Only a number is wanted: how many lines of the entries include the string "JSON"?
#### Data to process ####
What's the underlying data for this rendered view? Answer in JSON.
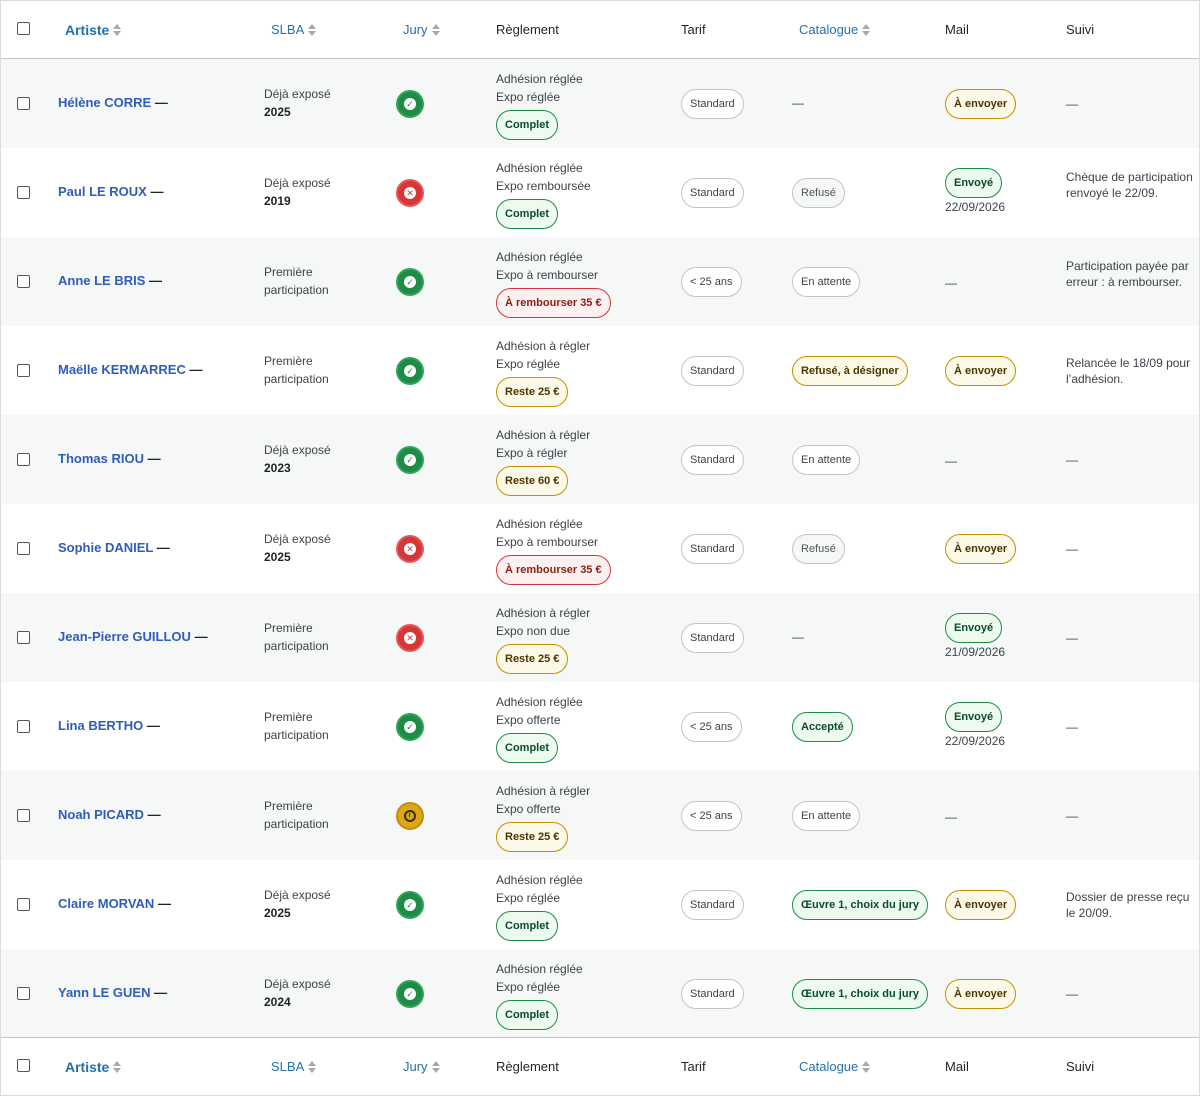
{
  "columns": {
    "artist": "Artiste",
    "slba": "SLBA",
    "jury": "Jury",
    "reglement": "Règlement",
    "tarif": "Tarif",
    "catalogue": "Catalogue",
    "mail": "Mail",
    "suivi": "Suivi"
  },
  "dash": "—",
  "rows": [
    {
      "name": "Hélène CORRE",
      "slba_line1": "Déjà exposé",
      "slba_line2": "2025",
      "slba_bold": true,
      "jury": "ok",
      "reg1": "Adhésion réglée",
      "reg2": "Expo réglée",
      "reg_pill": "Complet",
      "reg_color": "green",
      "tarif": "Standard",
      "catalogue": "—",
      "cat_style": "dash",
      "mail": "À envoyer",
      "mail_style": "yellow",
      "mail_date": "",
      "suivi": "—"
    },
    {
      "name": "Paul LE ROUX",
      "slba_line1": "Déjà exposé",
      "slba_line2": "2019",
      "slba_bold": true,
      "jury": "no",
      "reg1": "Adhésion réglée",
      "reg2": "Expo remboursée",
      "reg_pill": "Complet",
      "reg_color": "green",
      "tarif": "Standard",
      "catalogue": "Refusé",
      "cat_style": "lightgrey",
      "mail": "Envoyé",
      "mail_style": "green",
      "mail_date": "22/09/2026",
      "suivi": "Chèque de participation renvoyé le 22/09."
    },
    {
      "name": "Anne LE BRIS",
      "slba_line1": "Première",
      "slba_line2": "participation",
      "slba_bold": false,
      "jury": "ok",
      "reg1": "Adhésion réglée",
      "reg2": "Expo à rembourser",
      "reg_pill": "À rembourser 35 €",
      "reg_color": "red",
      "tarif": "< 25 ans",
      "catalogue": "En attente",
      "cat_style": "grey",
      "mail": "—",
      "mail_style": "dash",
      "mail_date": "",
      "suivi": "Participation payée par erreur : à rembourser."
    },
    {
      "name": "Maëlle KERMARREC",
      "slba_line1": "Première",
      "slba_line2": "participation",
      "slba_bold": false,
      "jury": "ok",
      "reg1": "Adhésion à régler",
      "reg2": "Expo réglée",
      "reg_pill": "Reste 25 €",
      "reg_color": "yellow",
      "tarif": "Standard",
      "catalogue": "Refusé, à désigner",
      "cat_style": "yellow",
      "mail": "À envoyer",
      "mail_style": "yellow",
      "mail_date": "",
      "suivi": "Relancée le 18/09 pour l’adhésion."
    },
    {
      "name": "Thomas RIOU",
      "slba_line1": "Déjà exposé",
      "slba_line2": "2023",
      "slba_bold": true,
      "jury": "ok",
      "reg1": "Adhésion à régler",
      "reg2": "Expo à régler",
      "reg_pill": "Reste 60 €",
      "reg_color": "yellow",
      "tarif": "Standard",
      "catalogue": "En attente",
      "cat_style": "grey",
      "mail": "—",
      "mail_style": "dash",
      "mail_date": "",
      "suivi": "—"
    },
    {
      "name": "Sophie DANIEL",
      "slba_line1": "Déjà exposé",
      "slba_line2": "2025",
      "slba_bold": true,
      "jury": "no",
      "reg1": "Adhésion réglée",
      "reg2": "Expo à rembourser",
      "reg_pill": "À rembourser 35 €",
      "reg_color": "red",
      "tarif": "Standard",
      "catalogue": "Refusé",
      "cat_style": "lightgrey",
      "mail": "À envoyer",
      "mail_style": "yellow",
      "mail_date": "",
      "suivi": "—"
    },
    {
      "name": "Jean-Pierre GUILLOU",
      "slba_line1": "Première",
      "slba_line2": "participation",
      "slba_bold": false,
      "jury": "no",
      "reg1": "Adhésion à régler",
      "reg2": "Expo non due",
      "reg_pill": "Reste 25 €",
      "reg_color": "yellow",
      "tarif": "Standard",
      "catalogue": "—",
      "cat_style": "dash",
      "mail": "Envoyé",
      "mail_style": "green",
      "mail_date": "21/09/2026",
      "suivi": "—"
    },
    {
      "name": "Lina BERTHO",
      "slba_line1": "Première",
      "slba_line2": "participation",
      "slba_bold": false,
      "jury": "ok",
      "reg1": "Adhésion réglée",
      "reg2": "Expo offerte",
      "reg_pill": "Complet",
      "reg_color": "green",
      "tarif": "< 25 ans",
      "catalogue": "Accepté",
      "cat_style": "green",
      "mail": "Envoyé",
      "mail_style": "green",
      "mail_date": "22/09/2026",
      "suivi": "—"
    },
    {
      "name": "Noah PICARD",
      "slba_line1": "Première",
      "slba_line2": "participation",
      "slba_bold": false,
      "jury": "wait",
      "reg1": "Adhésion à régler",
      "reg2": "Expo offerte",
      "reg_pill": "Reste 25 €",
      "reg_color": "yellow",
      "tarif": "< 25 ans",
      "catalogue": "En attente",
      "cat_style": "grey",
      "mail": "—",
      "mail_style": "dash",
      "mail_date": "",
      "suivi": "—"
    },
    {
      "name": "Claire MORVAN",
      "slba_line1": "Déjà exposé",
      "slba_line2": "2025",
      "slba_bold": true,
      "jury": "ok",
      "reg1": "Adhésion réglée",
      "reg2": "Expo réglée",
      "reg_pill": "Complet",
      "reg_color": "green",
      "tarif": "Standard",
      "catalogue": "Œuvre 1, choix du jury",
      "cat_style": "green",
      "mail": "À envoyer",
      "mail_style": "yellow",
      "mail_date": "",
      "suivi": "Dossier de presse reçu le 20/09."
    },
    {
      "name": "Yann LE GUEN",
      "slba_line1": "Déjà exposé",
      "slba_line2": "2024",
      "slba_bold": true,
      "jury": "ok",
      "reg1": "Adhésion réglée",
      "reg2": "Expo réglée",
      "reg_pill": "Complet",
      "reg_color": "green",
      "tarif": "Standard",
      "catalogue": "Œuvre 1, choix du jury",
      "cat_style": "green",
      "mail": "À envoyer",
      "mail_style": "yellow",
      "mail_date": "",
      "suivi": "—"
    }
  ]
}
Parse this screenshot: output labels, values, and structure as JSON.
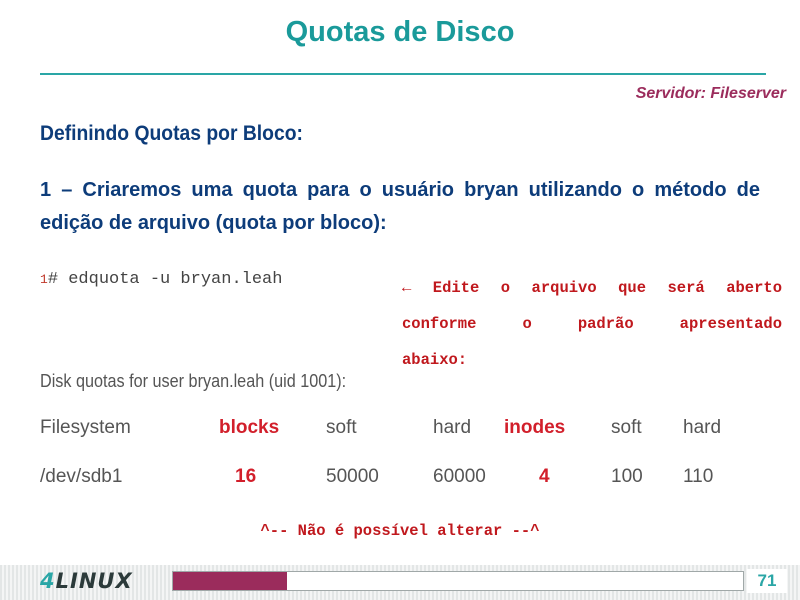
{
  "slide": {
    "title": "Quotas de Disco",
    "server": "Servidor: Fileserver",
    "subheading": "Definindo Quotas por Bloco:",
    "paragraph": "1 – Criaremos uma quota para o usuário bryan utilizando o método de edição de arquivo (quota por bloco):"
  },
  "command": {
    "line_number": "1",
    "text": "# edquota -u bryan.leah"
  },
  "note": {
    "line1": "← Edite o arquivo que será aberto",
    "line2": "conforme o padrão apresentado",
    "line3": "abaixo:"
  },
  "quota_table": {
    "caption": "Disk quotas for user bryan.leah (uid 1001):",
    "headers": [
      "Filesystem",
      "blocks",
      "soft",
      "hard",
      "inodes",
      "soft",
      "hard"
    ],
    "row": [
      "/dev/sdb1",
      "16",
      "50000",
      "60000",
      "4",
      "100",
      "110"
    ]
  },
  "bottom_note": "^-- Não é possível alterar --^",
  "footer": {
    "logo_number": "4",
    "logo_text": "LINUX",
    "page_number": "71",
    "progress_fraction": 0.2
  },
  "colors": {
    "title": "#1a9a9a",
    "accent": "#9b2c5c",
    "heading": "#0d3c7a",
    "highlight": "#d21f2b"
  }
}
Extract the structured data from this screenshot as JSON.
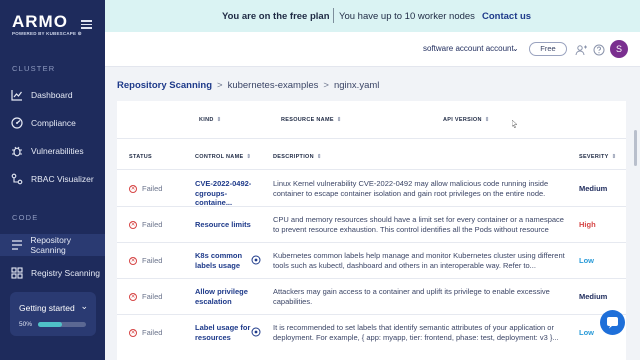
{
  "brand": {
    "logo_text": "ARMO",
    "logo_sub": "POWERED BY KUBESCAPE ⚙"
  },
  "sidebar": {
    "section_cluster": "CLUSTER",
    "section_code": "CODE",
    "items": [
      {
        "label": "Dashboard",
        "icon": "chart-icon"
      },
      {
        "label": "Compliance",
        "icon": "gauge-icon"
      },
      {
        "label": "Vulnerabilities",
        "icon": "bug-icon"
      },
      {
        "label": "RBAC Visualizer",
        "icon": "rbac-icon"
      },
      {
        "label": "Repository Scanning",
        "icon": "repo-icon",
        "active": true
      },
      {
        "label": "Registry Scanning",
        "icon": "registry-icon"
      }
    ],
    "getting_started": {
      "title": "Getting started",
      "chevron": "⌄",
      "percent_label": "50%",
      "progress": 0.5
    }
  },
  "banner": {
    "plan": "You are on the free plan",
    "nodes": "You have up to 10 worker nodes",
    "link": "Contact us"
  },
  "header": {
    "account": "software account account",
    "plan_badge": "Free",
    "avatar_initial": "S"
  },
  "breadcrumb": {
    "root": "Repository Scanning",
    "repo": "kubernetes-examples",
    "file": "nginx.yaml",
    "separator": ">"
  },
  "file_table": {
    "headers": {
      "kind": "KIND",
      "resource_name": "RESOURCE NAME",
      "api_version": "API VERSION"
    }
  },
  "controls_table": {
    "headers": {
      "status": "STATUS",
      "control_name": "CONTROL NAME",
      "description": "DESCRIPTION",
      "severity": "SEVERITY"
    },
    "rows": [
      {
        "status": "Failed",
        "control": "CVE-2022-0492-cgroups-containe...",
        "description": "Linux Kernel vulnerability CVE-2022-0492 may allow malicious code running inside container to escape container isolation and gain root privileges on the entire node. Whe...",
        "severity": "Medium",
        "severity_color": "#1e2b5c",
        "info": false
      },
      {
        "status": "Failed",
        "control": "Resource limits",
        "description": "CPU and memory resources should have a limit set for every container or a namespace to prevent resource exhaustion. This control identifies all the Pods without resource limit...",
        "severity": "High",
        "severity_color": "#d64545",
        "info": false
      },
      {
        "status": "Failed",
        "control": "K8s common labels usage",
        "description": "Kubernetes common labels help manage and monitor Kubernetes cluster using different tools such as kubectl, dashboard and others in an interoperable way. Refer to...",
        "severity": "Low",
        "severity_color": "#2a9bd8",
        "info": true
      },
      {
        "status": "Failed",
        "control": "Allow privilege escalation",
        "description": "Attackers may gain access to a container and uplift its privilege to enable excessive capabilities.",
        "severity": "Medium",
        "severity_color": "#1e2b5c",
        "info": false
      },
      {
        "status": "Failed",
        "control": "Label usage for resources",
        "description": "It is recommended to set labels that identify semantic attributes of your application or deployment. For example, { app: myapp, tier: frontend, phase: test, deployment: v3 }...",
        "severity": "Low",
        "severity_color": "#2a9bd8",
        "info": true
      }
    ]
  },
  "colors": {
    "sidebar": "#1e2b5c",
    "banner": "#daf3f3",
    "accent": "#1e3a8a",
    "progress": "#4fc2c8"
  }
}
####
■ Expected answer ■
3